-- START RECORDS SHOWN --
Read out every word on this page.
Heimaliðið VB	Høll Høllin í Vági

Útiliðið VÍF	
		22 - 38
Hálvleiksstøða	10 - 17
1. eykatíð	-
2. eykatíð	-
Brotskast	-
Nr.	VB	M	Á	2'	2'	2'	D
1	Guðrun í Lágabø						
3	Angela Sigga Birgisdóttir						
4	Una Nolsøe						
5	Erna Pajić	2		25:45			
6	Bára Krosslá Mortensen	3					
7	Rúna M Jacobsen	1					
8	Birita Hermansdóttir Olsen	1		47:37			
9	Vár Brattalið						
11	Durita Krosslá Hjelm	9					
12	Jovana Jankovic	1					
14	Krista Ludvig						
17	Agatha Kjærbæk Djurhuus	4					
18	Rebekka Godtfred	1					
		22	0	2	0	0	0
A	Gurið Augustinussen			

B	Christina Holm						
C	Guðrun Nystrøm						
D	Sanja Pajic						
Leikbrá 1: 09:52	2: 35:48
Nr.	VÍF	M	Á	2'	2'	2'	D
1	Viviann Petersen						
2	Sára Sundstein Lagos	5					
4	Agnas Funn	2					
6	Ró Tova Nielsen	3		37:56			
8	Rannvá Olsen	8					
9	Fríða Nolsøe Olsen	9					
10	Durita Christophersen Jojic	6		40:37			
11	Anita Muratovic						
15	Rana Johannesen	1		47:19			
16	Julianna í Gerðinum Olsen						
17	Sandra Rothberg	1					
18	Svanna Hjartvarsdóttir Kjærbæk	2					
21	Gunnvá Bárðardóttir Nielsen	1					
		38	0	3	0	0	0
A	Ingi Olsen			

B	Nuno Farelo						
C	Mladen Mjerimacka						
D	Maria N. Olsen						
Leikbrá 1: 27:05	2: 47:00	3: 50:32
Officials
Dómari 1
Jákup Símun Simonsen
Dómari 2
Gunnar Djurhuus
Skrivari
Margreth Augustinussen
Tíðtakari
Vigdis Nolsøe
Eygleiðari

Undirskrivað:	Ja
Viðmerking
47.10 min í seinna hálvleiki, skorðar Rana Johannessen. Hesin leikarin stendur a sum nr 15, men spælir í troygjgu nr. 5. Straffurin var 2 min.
-- END RECORDS SHOWN --
WRITTEN INSTRUCTION: Retype every record above exactly as written.

ANSWER:
Read out every word on this page.
Heimaliðið VB	Høll Høllin í Vági

Útiliðið VÍF	
		22 - 38
Hálvleiksstøða	10 - 17
1. eykatíð	-
2. eykatíð	-
Brotskast	-
Nr.	VB	M	Á	2'	2'	2'	D
1	Guðrun í Lágabø						
3	Angela Sigga Birgisdóttir						
4	Una Nolsøe						
5	Erna Pajić	2		25:45			
6	Bára Krosslá Mortensen	3					
7	Rúna M Jacobsen	1					
8	Birita Hermansdóttir Olsen	1		47:37			
9	Vár Brattalið						
11	Durita Krosslá Hjelm	9					
12	Jovana Jankovic	1					
14	Krista Ludvig						
17	Agatha Kjærbæk Djurhuus	4					
18	Rebekka Godtfred	1					
		22	0	2	0	0	0
A	Gurið Augustinussen			

B	Christina Holm						
C	Guðrun Nystrøm						
D	Sanja Pajic						
Leikbrá 1: 09:52	2: 35:48
Nr.	VÍF	M	Á	2'	2'	2'	D
1	Viviann Petersen						
2	Sára Sundstein Lagos	5					
4	Agnas Funn	2					
6	Ró Tova Nielsen	3		37:56			
8	Rannvá Olsen	8					
9	Fríða Nolsøe Olsen	9					
10	Durita Christophersen Jojic	6		40:37			
11	Anita Muratovic						
15	Rana Johannesen	1		47:19			
16	Julianna í Gerðinum Olsen						
17	Sandra Rothberg	1					
18	Svanna Hjartvarsdóttir Kjærbæk	2					
21	Gunnvá Bárðardóttir Nielsen	1					
		38	0	3	0	0	0
A	Ingi Olsen			

B	Nuno Farelo						
C	Mladen Mjerimacka						
D	Maria N. Olsen						
Leikbrá 1: 27:05	2: 47:00	3: 50:32
Officials
Dómari 1
Jákup Símun Simonsen
Dómari 2
Gunnar Djurhuus
Skrivari
Margreth Augustinussen
Tíðtakari
Vigdis Nolsøe
Eygleiðari

Undirskrivað:	Ja
Viðmerking
47.10 min í seinna hálvleiki, skorðar Rana Johannessen. Hesin leikarin stendur a sum nr 15, men spælir í troygjgu nr. 5. Straffurin var 2 min.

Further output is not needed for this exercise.